**Short exercise**
What follows is a listing; restate every line of it word for word.

##############################

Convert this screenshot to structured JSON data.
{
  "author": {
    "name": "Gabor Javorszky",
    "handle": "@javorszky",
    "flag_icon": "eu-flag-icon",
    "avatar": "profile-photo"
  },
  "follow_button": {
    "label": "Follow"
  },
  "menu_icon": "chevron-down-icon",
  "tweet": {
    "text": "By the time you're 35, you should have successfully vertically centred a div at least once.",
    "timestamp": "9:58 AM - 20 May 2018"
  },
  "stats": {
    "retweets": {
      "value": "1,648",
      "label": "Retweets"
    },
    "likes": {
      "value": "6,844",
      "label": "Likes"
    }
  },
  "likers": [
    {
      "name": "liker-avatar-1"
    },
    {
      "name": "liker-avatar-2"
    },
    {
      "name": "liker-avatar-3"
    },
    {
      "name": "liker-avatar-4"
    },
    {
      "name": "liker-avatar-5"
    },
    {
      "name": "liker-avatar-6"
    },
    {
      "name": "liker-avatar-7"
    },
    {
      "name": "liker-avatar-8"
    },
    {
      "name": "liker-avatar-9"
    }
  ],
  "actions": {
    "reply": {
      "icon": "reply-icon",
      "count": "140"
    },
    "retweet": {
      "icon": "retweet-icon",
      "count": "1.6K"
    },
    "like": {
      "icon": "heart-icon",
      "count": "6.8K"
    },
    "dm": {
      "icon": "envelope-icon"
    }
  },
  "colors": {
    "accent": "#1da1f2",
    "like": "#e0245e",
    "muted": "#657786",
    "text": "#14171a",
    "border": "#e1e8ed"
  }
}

##############################

**Result of the exercise**
Convert this screenshot to structured JSON data.
{
  "author": {
    "name": "Gabor Javorszky",
    "handle": "@javorszky",
    "flag_icon": "eu-flag-icon",
    "avatar": "profile-photo"
  },
  "follow_button": {
    "label": "Follow"
  },
  "menu_icon": "chevron-down-icon",
  "tweet": {
    "text": "By the time you're 35, you should have successfully vertically centred a div at least once.",
    "timestamp": "9:58 AM - 20 May 2018"
  },
  "stats": {
    "retweets": {
      "value": "1,648",
      "label": "Retweets"
    },
    "likes": {
      "value": "6,844",
      "label": "Likes"
    }
  },
  "likers": [
    {
      "name": "liker-avatar-1"
    },
    {
      "name": "liker-avatar-2"
    },
    {
      "name": "liker-avatar-3"
    },
    {
      "name": "liker-avatar-4"
    },
    {
      "name": "liker-avatar-5"
    },
    {
      "name": "liker-avatar-6"
    },
    {
      "name": "liker-avatar-7"
    },
    {
      "name": "liker-avatar-8"
    },
    {
      "name": "liker-avatar-9"
    }
  ],
  "actions": {
    "reply": {
      "icon": "reply-icon",
      "count": "140"
    },
    "retweet": {
      "icon": "retweet-icon",
      "count": "1.6K"
    },
    "like": {
      "icon": "heart-icon",
      "count": "6.8K"
    },
    "dm": {
      "icon": "envelope-icon"
    }
  },
  "colors": {
    "accent": "#1da1f2",
    "like": "#e0245e",
    "muted": "#657786",
    "text": "#14171a",
    "border": "#e1e8ed"
  }
}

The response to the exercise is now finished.